Restate each line word for word. Leave out every picture.
-- start of RECORDS FOR PROCESSING --
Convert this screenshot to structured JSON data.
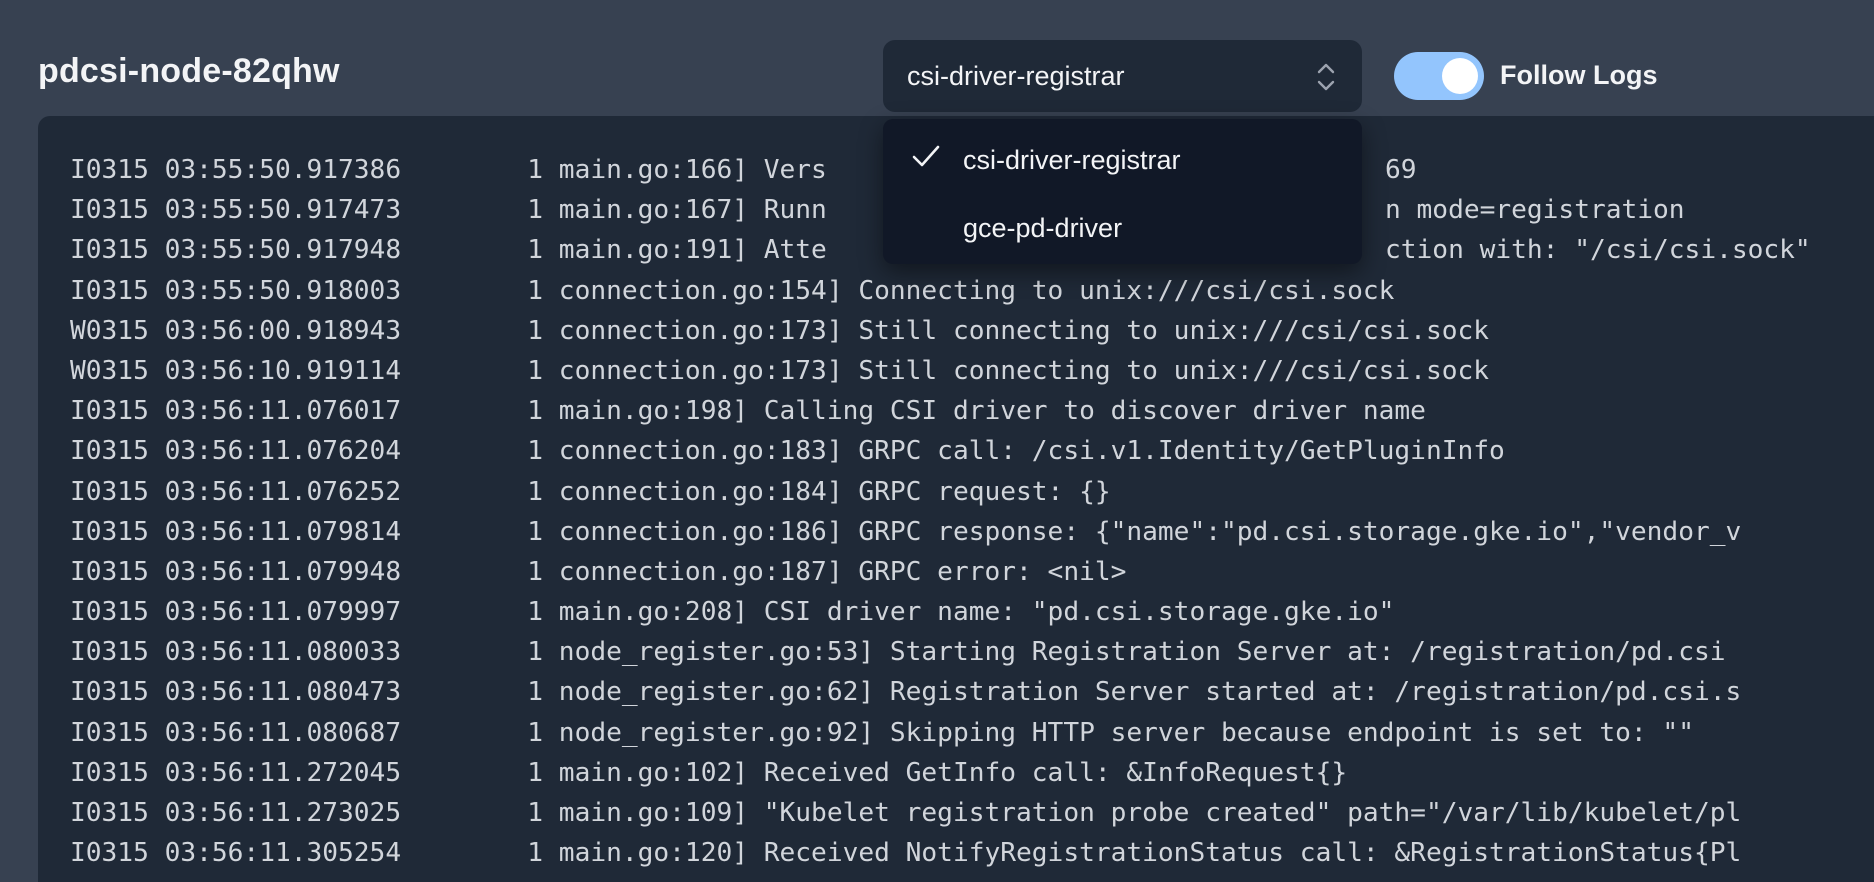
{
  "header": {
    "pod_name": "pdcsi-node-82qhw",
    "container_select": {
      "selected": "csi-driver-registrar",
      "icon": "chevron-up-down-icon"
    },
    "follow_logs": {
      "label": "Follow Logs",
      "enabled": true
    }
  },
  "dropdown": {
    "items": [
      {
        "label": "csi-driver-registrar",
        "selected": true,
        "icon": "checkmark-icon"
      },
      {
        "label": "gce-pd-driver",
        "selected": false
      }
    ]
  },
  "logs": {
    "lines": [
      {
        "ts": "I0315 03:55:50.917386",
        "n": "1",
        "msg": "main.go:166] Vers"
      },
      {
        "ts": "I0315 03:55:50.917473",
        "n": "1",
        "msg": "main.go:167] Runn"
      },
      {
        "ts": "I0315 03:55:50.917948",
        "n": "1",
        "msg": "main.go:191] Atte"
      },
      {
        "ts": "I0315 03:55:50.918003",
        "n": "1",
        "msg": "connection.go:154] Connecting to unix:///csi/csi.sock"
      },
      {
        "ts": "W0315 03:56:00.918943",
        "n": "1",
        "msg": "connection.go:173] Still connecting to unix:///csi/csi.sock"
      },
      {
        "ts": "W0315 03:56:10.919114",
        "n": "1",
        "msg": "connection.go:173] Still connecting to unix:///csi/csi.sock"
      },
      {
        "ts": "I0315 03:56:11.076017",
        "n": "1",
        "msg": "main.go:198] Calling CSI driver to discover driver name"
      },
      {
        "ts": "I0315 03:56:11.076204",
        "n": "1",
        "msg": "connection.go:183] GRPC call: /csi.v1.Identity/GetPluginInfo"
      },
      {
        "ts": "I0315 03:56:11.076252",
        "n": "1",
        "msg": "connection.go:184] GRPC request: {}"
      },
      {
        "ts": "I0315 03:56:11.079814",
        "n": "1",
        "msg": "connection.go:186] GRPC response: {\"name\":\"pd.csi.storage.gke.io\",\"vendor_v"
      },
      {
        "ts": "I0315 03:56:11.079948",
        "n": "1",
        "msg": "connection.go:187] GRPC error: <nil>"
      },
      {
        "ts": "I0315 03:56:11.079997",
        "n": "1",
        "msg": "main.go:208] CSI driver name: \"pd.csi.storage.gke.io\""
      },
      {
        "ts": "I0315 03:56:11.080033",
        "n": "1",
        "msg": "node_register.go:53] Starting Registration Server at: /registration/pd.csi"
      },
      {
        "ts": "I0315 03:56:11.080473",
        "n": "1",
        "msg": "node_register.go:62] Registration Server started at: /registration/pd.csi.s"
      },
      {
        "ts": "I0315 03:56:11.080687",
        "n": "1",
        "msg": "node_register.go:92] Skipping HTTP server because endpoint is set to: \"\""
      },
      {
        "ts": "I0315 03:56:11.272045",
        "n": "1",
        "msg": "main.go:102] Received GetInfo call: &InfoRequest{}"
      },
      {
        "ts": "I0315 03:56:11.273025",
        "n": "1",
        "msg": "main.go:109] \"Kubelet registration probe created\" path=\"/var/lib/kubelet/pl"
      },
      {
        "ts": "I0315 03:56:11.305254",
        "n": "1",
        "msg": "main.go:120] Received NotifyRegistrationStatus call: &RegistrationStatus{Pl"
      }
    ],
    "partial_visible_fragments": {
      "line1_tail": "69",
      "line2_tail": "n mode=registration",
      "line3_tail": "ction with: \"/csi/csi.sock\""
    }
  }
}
-- end of RECORDS FOR PROCESSING --
EXERCISE ANSWER
Convert this screenshot to structured JSON data.
{
  "header": {
    "pod_name": "pdcsi-node-82qhw",
    "container_select": {
      "selected": "csi-driver-registrar",
      "icon": "chevron-up-down-icon"
    },
    "follow_logs": {
      "label": "Follow Logs",
      "enabled": true
    }
  },
  "dropdown": {
    "items": [
      {
        "label": "csi-driver-registrar",
        "selected": true,
        "icon": "checkmark-icon"
      },
      {
        "label": "gce-pd-driver",
        "selected": false
      }
    ]
  },
  "logs": {
    "lines": [
      {
        "ts": "I0315 03:55:50.917386",
        "n": "1",
        "msg": "main.go:166] Vers"
      },
      {
        "ts": "I0315 03:55:50.917473",
        "n": "1",
        "msg": "main.go:167] Runn"
      },
      {
        "ts": "I0315 03:55:50.917948",
        "n": "1",
        "msg": "main.go:191] Atte"
      },
      {
        "ts": "I0315 03:55:50.918003",
        "n": "1",
        "msg": "connection.go:154] Connecting to unix:///csi/csi.sock"
      },
      {
        "ts": "W0315 03:56:00.918943",
        "n": "1",
        "msg": "connection.go:173] Still connecting to unix:///csi/csi.sock"
      },
      {
        "ts": "W0315 03:56:10.919114",
        "n": "1",
        "msg": "connection.go:173] Still connecting to unix:///csi/csi.sock"
      },
      {
        "ts": "I0315 03:56:11.076017",
        "n": "1",
        "msg": "main.go:198] Calling CSI driver to discover driver name"
      },
      {
        "ts": "I0315 03:56:11.076204",
        "n": "1",
        "msg": "connection.go:183] GRPC call: /csi.v1.Identity/GetPluginInfo"
      },
      {
        "ts": "I0315 03:56:11.076252",
        "n": "1",
        "msg": "connection.go:184] GRPC request: {}"
      },
      {
        "ts": "I0315 03:56:11.079814",
        "n": "1",
        "msg": "connection.go:186] GRPC response: {\"name\":\"pd.csi.storage.gke.io\",\"vendor_v"
      },
      {
        "ts": "I0315 03:56:11.079948",
        "n": "1",
        "msg": "connection.go:187] GRPC error: <nil>"
      },
      {
        "ts": "I0315 03:56:11.079997",
        "n": "1",
        "msg": "main.go:208] CSI driver name: \"pd.csi.storage.gke.io\""
      },
      {
        "ts": "I0315 03:56:11.080033",
        "n": "1",
        "msg": "node_register.go:53] Starting Registration Server at: /registration/pd.csi"
      },
      {
        "ts": "I0315 03:56:11.080473",
        "n": "1",
        "msg": "node_register.go:62] Registration Server started at: /registration/pd.csi.s"
      },
      {
        "ts": "I0315 03:56:11.080687",
        "n": "1",
        "msg": "node_register.go:92] Skipping HTTP server because endpoint is set to: \"\""
      },
      {
        "ts": "I0315 03:56:11.272045",
        "n": "1",
        "msg": "main.go:102] Received GetInfo call: &InfoRequest{}"
      },
      {
        "ts": "I0315 03:56:11.273025",
        "n": "1",
        "msg": "main.go:109] \"Kubelet registration probe created\" path=\"/var/lib/kubelet/pl"
      },
      {
        "ts": "I0315 03:56:11.305254",
        "n": "1",
        "msg": "main.go:120] Received NotifyRegistrationStatus call: &RegistrationStatus{Pl"
      }
    ],
    "partial_visible_fragments": {
      "line1_tail": "69",
      "line2_tail": "n mode=registration",
      "line3_tail": "ction with: \"/csi/csi.sock\""
    }
  }
}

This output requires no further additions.